begin

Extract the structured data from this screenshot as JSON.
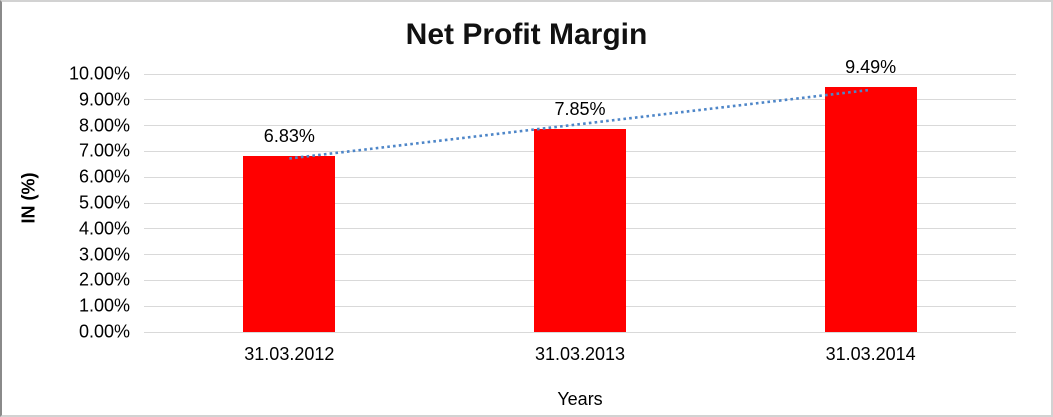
{
  "chart_data": {
    "type": "bar",
    "title": "Net Profit Margin",
    "categories": [
      "31.03.2012",
      "31.03.2013",
      "31.03.2014"
    ],
    "values": [
      6.83,
      7.85,
      9.49
    ],
    "data_labels": [
      "6.83%",
      "7.85%",
      "9.49%"
    ],
    "xlabel": "Years",
    "ylabel": "IN (%)",
    "ylim": [
      0,
      10
    ],
    "ytick_step": 1,
    "ytick_labels": [
      "0.00%",
      "1.00%",
      "2.00%",
      "3.00%",
      "4.00%",
      "5.00%",
      "6.00%",
      "7.00%",
      "8.00%",
      "9.00%",
      "10.00%"
    ],
    "grid": true,
    "legend": "none",
    "bar_color": "#FF0000",
    "gridline_color": "#D9D9D9",
    "trendline": {
      "type": "linear",
      "style": "dotted",
      "color": "#4E86C8"
    }
  }
}
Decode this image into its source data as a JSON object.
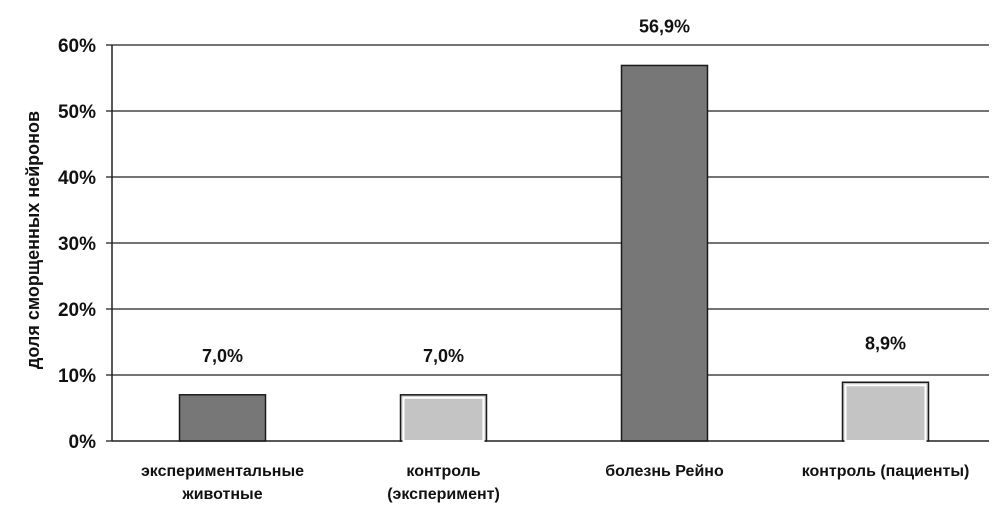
{
  "chart_data": {
    "type": "bar",
    "title": "",
    "xlabel": "",
    "ylabel": "доля сморщенных нейронов",
    "ylim": [
      0,
      60
    ],
    "yticks": [
      "0%",
      "10%",
      "20%",
      "30%",
      "40%",
      "50%",
      "60%"
    ],
    "grid": true,
    "legend": "none",
    "categories": [
      [
        "экспериментальные",
        "животные"
      ],
      [
        "контроль",
        "(эксперимент)"
      ],
      [
        "болезнь Рейно"
      ],
      [
        "контроль (пациенты)"
      ]
    ],
    "values": [
      7.0,
      7.0,
      56.9,
      8.9
    ],
    "data_labels": [
      "7,0%",
      "7,0%",
      "56,9%",
      "8,9%"
    ],
    "bar_colors": [
      "#777777",
      "#c4c4c4",
      "#777777",
      "#c4c4c4"
    ]
  }
}
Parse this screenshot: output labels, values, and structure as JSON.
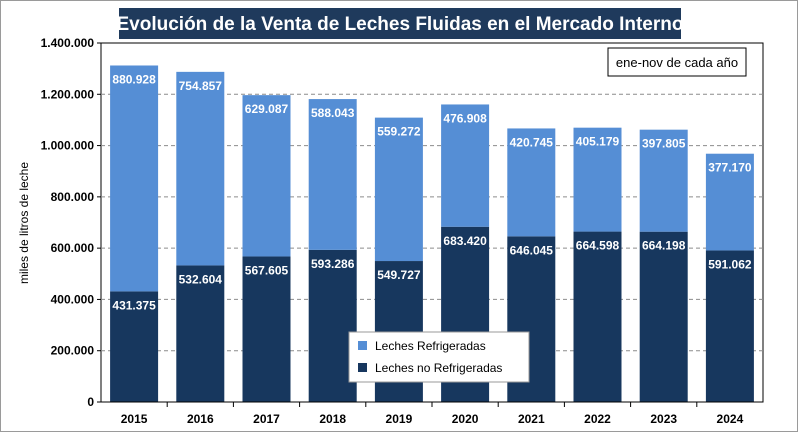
{
  "chart_data": {
    "type": "bar",
    "stacked": true,
    "title": "Evolución de la Venta de Leches Fluidas en el Mercado Interno",
    "note": "ene-nov de cada año",
    "ylabel": "miles de litros de leche",
    "xlabel": "",
    "ylim": [
      0,
      1400000
    ],
    "yticks": [
      0,
      200000,
      400000,
      600000,
      800000,
      1000000,
      1200000,
      1400000
    ],
    "ytick_labels": [
      "0",
      "200.000",
      "400.000",
      "600.000",
      "800.000",
      "1.000.000",
      "1.200.000",
      "1.400.000"
    ],
    "grid": true,
    "legend_position": "bottom-center",
    "categories": [
      "2015",
      "2016",
      "2017",
      "2018",
      "2019",
      "2020",
      "2021",
      "2022",
      "2023",
      "2024"
    ],
    "series": [
      {
        "name": "Leches no Refrigeradas",
        "color": "#17375e",
        "values": [
          431375,
          532604,
          567605,
          593286,
          549727,
          683420,
          646045,
          664598,
          664198,
          591062
        ],
        "labels": [
          "431.375",
          "532.604",
          "567.605",
          "593.286",
          "549.727",
          "683.420",
          "646.045",
          "664.598",
          "664.198",
          "591.062"
        ]
      },
      {
        "name": "Leches Refrigeradas",
        "color": "#558ed5",
        "values": [
          880928,
          754857,
          629087,
          588043,
          559272,
          476908,
          420745,
          405179,
          397805,
          377170
        ],
        "labels": [
          "880.928",
          "754.857",
          "629.087",
          "588.043",
          "559.272",
          "476.908",
          "420.745",
          "405.179",
          "397.805",
          "377.170"
        ]
      }
    ],
    "legend_order": [
      "Leches Refrigeradas",
      "Leches no Refrigeradas"
    ]
  }
}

end

What the task requires
Find every line of the data that holds the string "JSON", then say how many there are and nothing else.

Answer to this task
3